■ **Stored entries**:
※ ※ ※

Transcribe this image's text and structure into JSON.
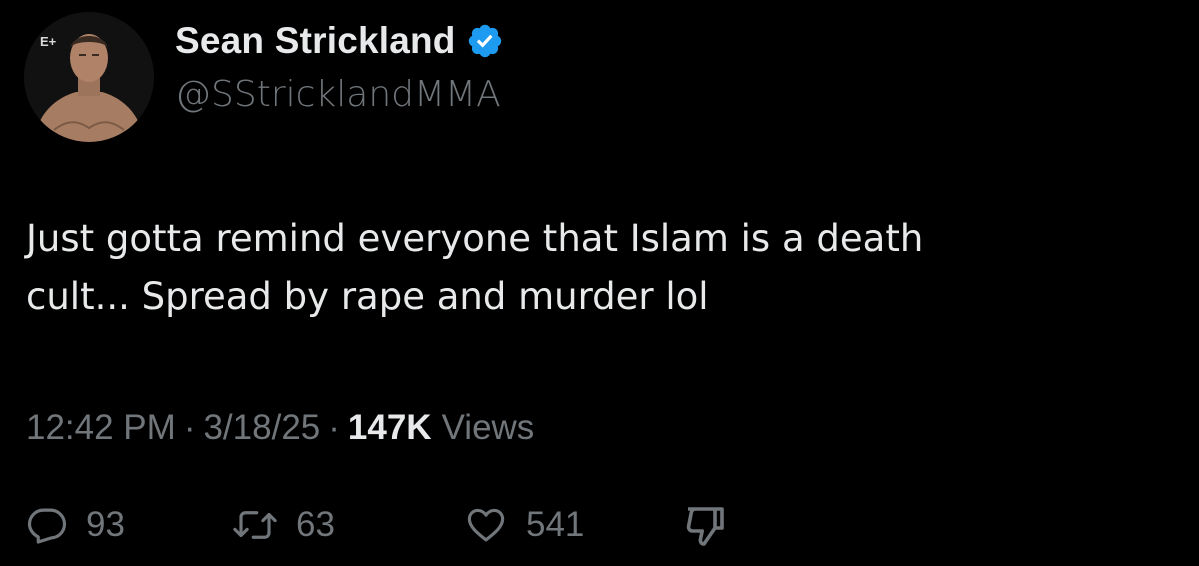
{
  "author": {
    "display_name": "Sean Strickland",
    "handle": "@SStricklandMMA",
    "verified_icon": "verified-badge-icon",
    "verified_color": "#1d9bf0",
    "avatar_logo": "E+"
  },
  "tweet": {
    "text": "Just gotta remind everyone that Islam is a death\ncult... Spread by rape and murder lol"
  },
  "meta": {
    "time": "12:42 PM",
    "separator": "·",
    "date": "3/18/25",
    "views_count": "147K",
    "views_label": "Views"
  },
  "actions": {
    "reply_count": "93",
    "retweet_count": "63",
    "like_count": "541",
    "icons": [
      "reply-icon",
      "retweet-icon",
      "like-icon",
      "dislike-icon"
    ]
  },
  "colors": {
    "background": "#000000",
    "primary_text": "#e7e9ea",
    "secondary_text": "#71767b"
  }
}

※ ※ ※

■ **EXERCISE OBJECTIVE**: Copy every record above exactly as written, but leave out the pictures.

■ **RESPONSE TO THE EXERCISE**:
Transcribe this image's text and structure into JSON.
{
  "author": {
    "display_name": "Sean Strickland",
    "handle": "@SStricklandMMA",
    "verified_icon": "verified-badge-icon",
    "verified_color": "#1d9bf0",
    "avatar_logo": "E+"
  },
  "tweet": {
    "text": "Just gotta remind everyone that Islam is a death\ncult... Spread by rape and murder lol"
  },
  "meta": {
    "time": "12:42 PM",
    "separator": "·",
    "date": "3/18/25",
    "views_count": "147K",
    "views_label": "Views"
  },
  "actions": {
    "reply_count": "93",
    "retweet_count": "63",
    "like_count": "541",
    "icons": [
      "reply-icon",
      "retweet-icon",
      "like-icon",
      "dislike-icon"
    ]
  },
  "colors": {
    "background": "#000000",
    "primary_text": "#e7e9ea",
    "secondary_text": "#71767b"
  }
}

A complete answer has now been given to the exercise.